◆ SUPPLIED TEXT:
+---+

A paper we recently wrote and published in Biological Conservation entitled Using biogeographical patterns of endemic land snails to improve conservation planning for limestone karsts lead by my colleague Reuben Clements of WWF has recently been highlighted at Mongabay.com. Our main result was that following the basic tenets of the theory of island biogeography, the largest, least-isolated limestone karsts in South East Asia (biologically rich limestone outcrops formed millions of years ago by the deposition of calcareous marine organisms) have the greatest proportion of endemic land snails (a surrogate taxon for uniqueness among other species). I’ll let Rhett at Mongabay.com do the rest (see original post):

Researchers have devised a scientific methodology for prioritizing conservation of limestone karsts, biologically-rich outcroppings found in Southeast Asia and other parts of the world. The findings are significant because karsts – formed millions of years ago by sea life – are increasingly threatened by mining and other development.

Using data from 43 karsts across Peninsular Malaysia and Sabah, authors led by Reuben Clements of WWF-Malaysia reported that larger karsts support greater numbers of endemic snails – a proxy for biological uniqueness among other species – making them a priority for protection.

“Larger areas tend to have greater habitat diversity, which enables them so support a higher number of unique species.” said Clements, species conservation manager for WWF-Malaysia.

With a variety of habitats including sinkholes, caves, cliffs, and underground rivers, and separated from other outcroppings by lowland areas, karsts support high levels of endemism among insects, snails, fish, plants, bats and other small mammals. Animals that inhabit karsts provide humans with important services including pest control, pollination, and a sustainable source of income (swiftlet nests used for bird nest soup, a Chinese delicacy, are found in karst caves). But karsts are increasingly under threat, especially from mining for cement and marble. An earlier study by Clements showed that limestone quarrying is increasing in Southeast Asia by 5.7 percent a year – the highest rate in the world – to fuel the region’s construction boom. The biodiversity of karsts – especially among animals that move to surrounding areas to feed – is also at risk from destruction of adjacent ecosystems, often by loggers or for agriculture.

Clements says the new study, which is published in the November issue of the journal Biological Conservation, will help set conservation priorities for karsts.

“The protection of karsts has been mainly ad hoc and they are usually spared from quarrying by virtue of being situated within state and national parks, or if they possess some form of aesthetic or cultural value,” he said. “Taking Peninsular Malaysia for example, our results suggest that we should set aside larger karsts on both sides of the Titiwangsa mountain range for protection if we want to maximize the conservation of endemic species. Protecting karsts on one side of the mountain chain is not enough.”

“With our findings, we hope that governments would reconsider issuing mining concessions for larger karsts as they tend to be more biologically important,” Clements said.

+---+

◆ DATASET:

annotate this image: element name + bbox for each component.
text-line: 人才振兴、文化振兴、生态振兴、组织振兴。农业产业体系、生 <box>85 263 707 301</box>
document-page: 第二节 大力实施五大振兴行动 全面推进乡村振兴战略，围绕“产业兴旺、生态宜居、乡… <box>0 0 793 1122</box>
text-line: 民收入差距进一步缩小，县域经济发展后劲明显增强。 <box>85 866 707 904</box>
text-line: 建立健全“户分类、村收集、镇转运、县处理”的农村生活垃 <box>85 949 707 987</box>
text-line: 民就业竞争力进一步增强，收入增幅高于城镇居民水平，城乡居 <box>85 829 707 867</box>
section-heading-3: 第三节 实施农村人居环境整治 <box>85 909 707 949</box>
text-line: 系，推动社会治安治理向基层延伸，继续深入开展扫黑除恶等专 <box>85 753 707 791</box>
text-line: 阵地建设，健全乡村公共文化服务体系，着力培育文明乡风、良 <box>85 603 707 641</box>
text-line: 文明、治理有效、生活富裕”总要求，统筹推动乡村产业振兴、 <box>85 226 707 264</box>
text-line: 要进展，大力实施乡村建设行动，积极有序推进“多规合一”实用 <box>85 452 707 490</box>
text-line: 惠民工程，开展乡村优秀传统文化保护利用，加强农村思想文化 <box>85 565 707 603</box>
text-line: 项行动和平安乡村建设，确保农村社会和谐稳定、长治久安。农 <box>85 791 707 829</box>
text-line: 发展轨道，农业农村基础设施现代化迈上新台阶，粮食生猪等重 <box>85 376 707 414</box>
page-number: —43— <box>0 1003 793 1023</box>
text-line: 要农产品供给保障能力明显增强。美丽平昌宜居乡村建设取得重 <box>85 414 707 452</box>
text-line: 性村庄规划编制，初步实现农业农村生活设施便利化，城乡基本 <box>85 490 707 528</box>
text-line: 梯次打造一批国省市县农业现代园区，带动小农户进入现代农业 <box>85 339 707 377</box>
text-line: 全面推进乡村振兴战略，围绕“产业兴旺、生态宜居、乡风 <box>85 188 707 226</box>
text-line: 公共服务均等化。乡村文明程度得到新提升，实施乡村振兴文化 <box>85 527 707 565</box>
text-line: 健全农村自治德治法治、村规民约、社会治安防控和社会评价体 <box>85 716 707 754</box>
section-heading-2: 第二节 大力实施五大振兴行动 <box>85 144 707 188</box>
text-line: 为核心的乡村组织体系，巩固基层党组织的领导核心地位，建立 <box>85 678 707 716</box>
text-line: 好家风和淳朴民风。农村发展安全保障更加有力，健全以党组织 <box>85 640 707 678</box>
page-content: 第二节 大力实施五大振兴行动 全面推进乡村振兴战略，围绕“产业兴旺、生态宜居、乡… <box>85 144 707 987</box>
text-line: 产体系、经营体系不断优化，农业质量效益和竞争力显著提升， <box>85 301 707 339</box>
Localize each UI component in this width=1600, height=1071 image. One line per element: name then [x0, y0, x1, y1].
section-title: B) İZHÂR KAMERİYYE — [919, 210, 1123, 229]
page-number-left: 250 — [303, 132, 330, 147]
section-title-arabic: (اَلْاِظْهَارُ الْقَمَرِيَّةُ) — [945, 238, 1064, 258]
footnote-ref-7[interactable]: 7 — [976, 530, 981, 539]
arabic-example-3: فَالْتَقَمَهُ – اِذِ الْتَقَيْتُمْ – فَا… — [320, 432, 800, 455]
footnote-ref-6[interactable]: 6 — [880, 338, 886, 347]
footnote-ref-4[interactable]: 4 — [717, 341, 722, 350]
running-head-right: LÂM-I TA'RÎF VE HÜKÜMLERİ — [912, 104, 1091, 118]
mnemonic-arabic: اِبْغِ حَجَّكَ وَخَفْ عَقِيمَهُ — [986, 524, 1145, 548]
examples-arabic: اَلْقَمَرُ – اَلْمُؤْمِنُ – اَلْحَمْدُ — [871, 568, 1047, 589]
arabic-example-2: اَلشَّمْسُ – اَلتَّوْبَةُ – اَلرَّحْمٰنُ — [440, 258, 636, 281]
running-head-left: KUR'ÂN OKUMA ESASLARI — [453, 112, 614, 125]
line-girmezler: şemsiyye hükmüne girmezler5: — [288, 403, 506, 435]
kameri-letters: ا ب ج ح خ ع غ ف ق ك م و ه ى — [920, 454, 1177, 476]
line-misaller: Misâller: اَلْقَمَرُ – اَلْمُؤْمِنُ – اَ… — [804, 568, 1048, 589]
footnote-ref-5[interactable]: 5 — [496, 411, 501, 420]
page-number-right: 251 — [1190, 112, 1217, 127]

+---+

◆ USING THE INFORMATION:
**a)** Explain, in one to three sentences, why the karst conservation text says larger karsts should be a priority for protection.
**b)** Retype the part of the karst conservation text starting at "Using data from" and ending at "manager for WWF-Malaysia.".
Work from the karst conservation text alone.

◆ ANSWERS GIVEN:
**a)** Larger karsts tend to have greater habitat diversity, which enables them to support a higher number of unique species. In the study, they held greater numbers of endemic land snails, a proxy for biological uniqueness among other species, so they are a priority for protection.

**b)**
Using data from 43 karsts across Peninsular Malaysia and Sabah, authors led by Reuben Clements of WWF-Malaysia reported that larger karsts support greater numbers of endemic snails – a proxy for biological uniqueness among other species – making them a priority for protection.

“Larger areas tend to have greater habitat diversity, which enables them so support a higher number of unique species.” said Clements, species conservation manager for WWF-Malaysia.